» **Aim of the exercise**:
Look over the lines below. Report each one that includes the string "pokrycia".

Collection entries
'''

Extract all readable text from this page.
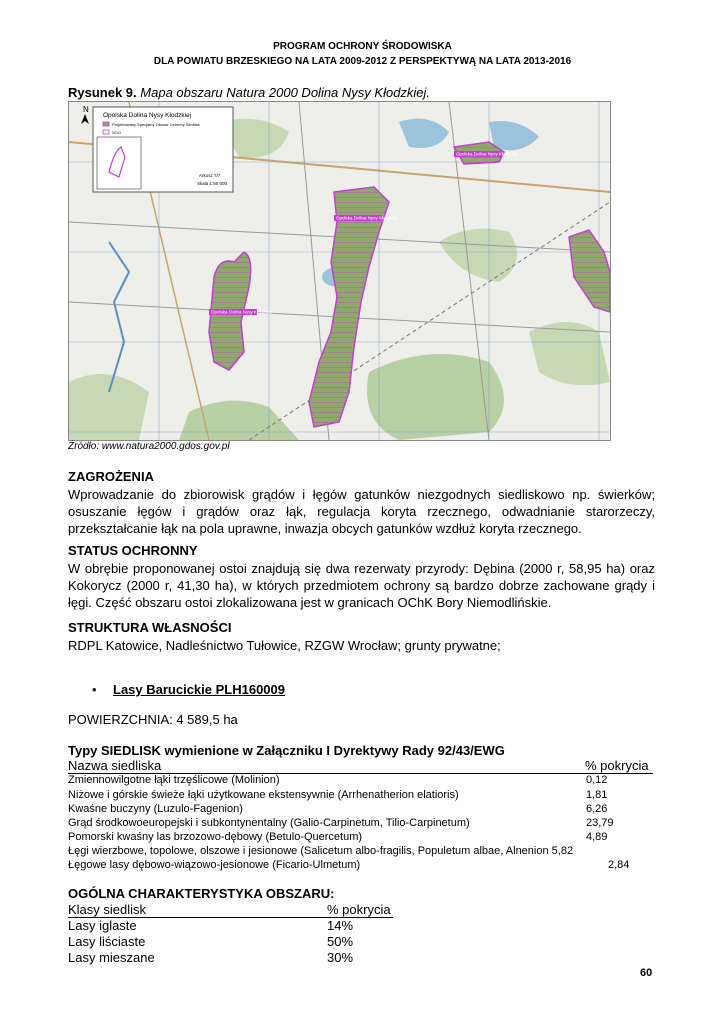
PROGRAM OCHRONY ŚRODOWISKA
DLA POWIATU BRZESKIEGO NA LATA 2009-2012 Z PERSPEKTYWĄ NA LATA 2013-2016
Rysunek 9. Mapa obszaru Natura 2000 Dolina Nysy Kłodzkiej.
Opolska Dolina Nysy Kłodzkiej
Opolska Dolina Nysy Kłodzkiej
Opolska Dolina Nysy Kłodzkiej
Opolska Dolina Nysy Kłodzkiej
Projektowany Specjalny Obszar Ochrony Siedlisk
SOO
Arkusz 7/7
Skala 1:50 000
N
Źródło: www.natura2000.gdos.gov.pl
ZAGROŻENIA
Wprowadzanie do zbiorowisk grądów i łęgów gatunków niezgodnych siedliskowo np. świerków; osuszanie łęgów i grądów oraz łąk, regulacja koryta rzecznego, odwadnianie starorzeczy, przekształcanie łąk na pola uprawne, inwazja obcych gatunków wzdłuż koryta rzecznego.
STATUS OCHRONNY
W obrębie proponowanej ostoi znajdują się dwa rezerwaty przyrody: Dębina (2000 r, 58,95 ha) oraz Kokorycz (2000 r, 41,30 ha), w których przedmiotem ochrony są bardzo dobrze zachowane grądy i łęgi. Część obszaru ostoi zlokalizowana jest w granicach OChK Bory Niemodlińskie.
STRUKTURA WŁASNOŚCI
RDPL Katowice, Nadleśnictwo Tułowice, RZGW Wrocław; grunty prywatne;
• Lasy Barucickie PLH160009
POWIERZCHNIA: 4 589,5 ha
Typy SIEDLISK wymienione w Załączniku I Dyrektywy Rady 92/43/EWG
Nazwa siedliska	% pokrycia
Zmiennowilgotne łąki trzęślicowe (Molinion)	0,12
Niżowe i górskie świeże łąki użytkowane ekstensywnie (Arrhenatherion elatioris)	1,81
Kwaśne buczyny (Luzulo-Fagenion)	6,26
Grąd środkowoeuropejski i subkontynentalny (Galio-Carpinetum, Tilio-Carpinetum)	23,79
Pomorski kwaśny las brzozowo-dębowy (Betulo-Quercetum)	4,89
Łęgi wierzbowe, topolowe, olszowe i jesionowe (Salicetum albo-fragilis, Populetum albae, Alnenion 5,82
Łęgowe lasy dębowo-wiązowo-jesionowe (Ficario-Ulmetum)	2,84
OGÓLNA CHARAKTERYSTYKA OBSZARU:
Klasy siedlisk	% pokrycia
Lasy iglaste	14%
Lasy liściaste	50%
Lasy mieszane	30%
60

'''

» **The reply**:
Nazwa siedliska	% pokrycia
Klasy siedlisk	% pokrycia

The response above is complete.